Short problem: The material below should be written out in full and exactly; pictures stay out of the copy.

Material shown:
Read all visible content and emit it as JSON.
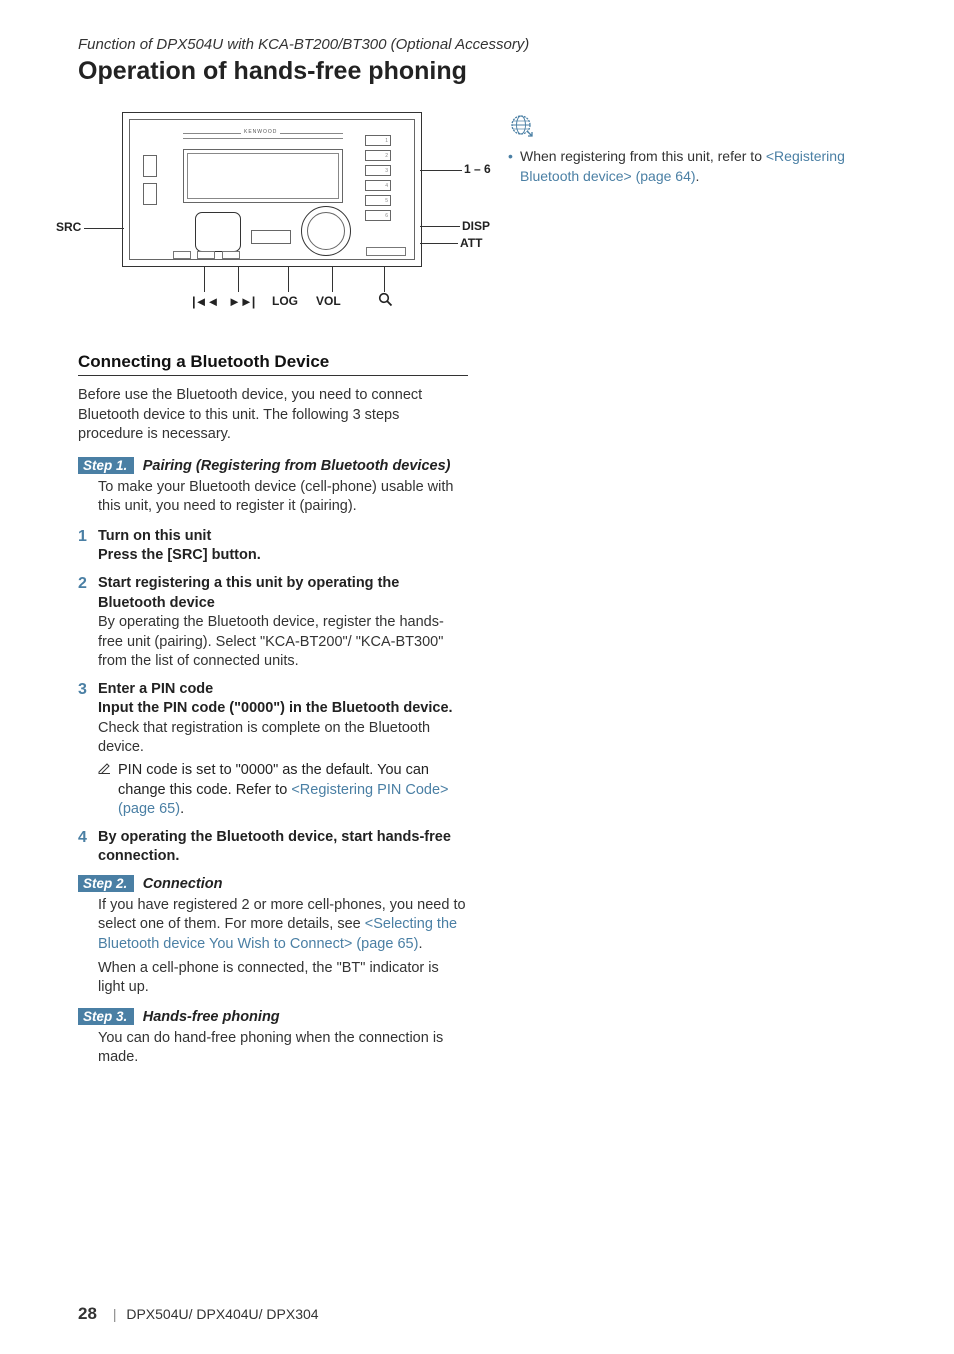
{
  "supertitle": "Function of DPX504U with KCA-BT200/BT300 (Optional Accessory)",
  "title": "Operation of hands-free phoning",
  "device": {
    "brand": "KENWOOD",
    "callouts": {
      "left": "SRC",
      "right_top": "1 – 6",
      "right_mid": "DISP",
      "right_low": "ATT",
      "bottom_prev": "◄◄",
      "bottom_next": "►►",
      "bottom_log": "LOG",
      "bottom_vol": "VOL",
      "bottom_search_alt": "🔍"
    }
  },
  "section_heading": "Connecting a Bluetooth Device",
  "intro": "Before use the Bluetooth device, you need to connect Bluetooth device to this unit. The following 3 steps procedure is necessary.",
  "step1": {
    "label": "Step 1.",
    "title": "Pairing (Registering from Bluetooth devices)",
    "desc": "To make your Bluetooth device (cell-phone) usable with this unit, you need to register it (pairing).",
    "items": [
      {
        "num": "1",
        "strong": "Turn on this unit",
        "strong2": "Press the [SRC] button."
      },
      {
        "num": "2",
        "strong": "Start registering a this unit by operating the Bluetooth device",
        "sub": "By operating the Bluetooth device, register the hands-free unit (pairing). Select \"KCA-BT200\"/ \"KCA-BT300\" from the list of connected units."
      },
      {
        "num": "3",
        "strong": "Enter a PIN code",
        "strong2": "Input the PIN code (\"0000\") in the Bluetooth device.",
        "sub": "Check that registration is complete on the Bluetooth device.",
        "note_pre": "PIN code is set to \"0000\" as the default. You can change this code. Refer to ",
        "note_link": "<Registering PIN Code> (page 65)",
        "note_post": "."
      },
      {
        "num": "4",
        "strong": "By operating the Bluetooth device, start hands-free connection."
      }
    ]
  },
  "step2": {
    "label": "Step 2.",
    "title": "Connection",
    "pre": "If you have registered 2 or more cell-phones, you need to select one of them. For more details, see ",
    "link": "<Selecting the Bluetooth device You Wish to Connect> (page 65)",
    "post": ".",
    "after": "When a cell-phone is connected, the \"BT\" indicator is light up."
  },
  "step3": {
    "label": "Step 3.",
    "title": "Hands-free phoning",
    "desc": "You can do hand-free phoning when the connection is made."
  },
  "right": {
    "bullet_pre": "When registering from this unit, refer to ",
    "bullet_link": "<Registering Bluetooth device> (page 64)",
    "bullet_post": "."
  },
  "footer": {
    "page": "28",
    "models": "DPX504U/ DPX404U/ DPX304"
  }
}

Answer for the task:
Read all visible content and emit it as JSON.
{
  "supertitle": "Function of DPX504U with KCA-BT200/BT300 (Optional Accessory)",
  "title": "Operation of hands-free phoning",
  "device": {
    "brand": "KENWOOD",
    "callouts": {
      "left": "SRC",
      "right_top": "1 – 6",
      "right_mid": "DISP",
      "right_low": "ATT",
      "bottom_prev": "◄◄",
      "bottom_next": "►►",
      "bottom_log": "LOG",
      "bottom_vol": "VOL",
      "bottom_search_alt": "🔍"
    }
  },
  "section_heading": "Connecting a Bluetooth Device",
  "intro": "Before use the Bluetooth device, you need to connect Bluetooth device to this unit. The following 3 steps procedure is necessary.",
  "step1": {
    "label": "Step 1.",
    "title": "Pairing (Registering from Bluetooth devices)",
    "desc": "To make your Bluetooth device (cell-phone) usable with this unit, you need to register it (pairing).",
    "items": [
      {
        "num": "1",
        "strong": "Turn on this unit",
        "strong2": "Press the [SRC] button."
      },
      {
        "num": "2",
        "strong": "Start registering a this unit by operating the Bluetooth device",
        "sub": "By operating the Bluetooth device, register the hands-free unit (pairing). Select \"KCA-BT200\"/ \"KCA-BT300\" from the list of connected units."
      },
      {
        "num": "3",
        "strong": "Enter a PIN code",
        "strong2": "Input the PIN code (\"0000\") in the Bluetooth device.",
        "sub": "Check that registration is complete on the Bluetooth device.",
        "note_pre": "PIN code is set to \"0000\" as the default. You can change this code. Refer to ",
        "note_link": "<Registering PIN Code> (page 65)",
        "note_post": "."
      },
      {
        "num": "4",
        "strong": "By operating the Bluetooth device, start hands-free connection."
      }
    ]
  },
  "step2": {
    "label": "Step 2.",
    "title": "Connection",
    "pre": "If you have registered 2 or more cell-phones, you need to select one of them. For more details, see ",
    "link": "<Selecting the Bluetooth device You Wish to Connect> (page 65)",
    "post": ".",
    "after": "When a cell-phone is connected, the \"BT\" indicator is light up."
  },
  "step3": {
    "label": "Step 3.",
    "title": "Hands-free phoning",
    "desc": "You can do hand-free phoning when the connection is made."
  },
  "right": {
    "bullet_pre": "When registering from this unit, refer to ",
    "bullet_link": "<Registering Bluetooth device> (page 64)",
    "bullet_post": "."
  },
  "footer": {
    "page": "28",
    "models": "DPX504U/ DPX404U/ DPX304"
  }
}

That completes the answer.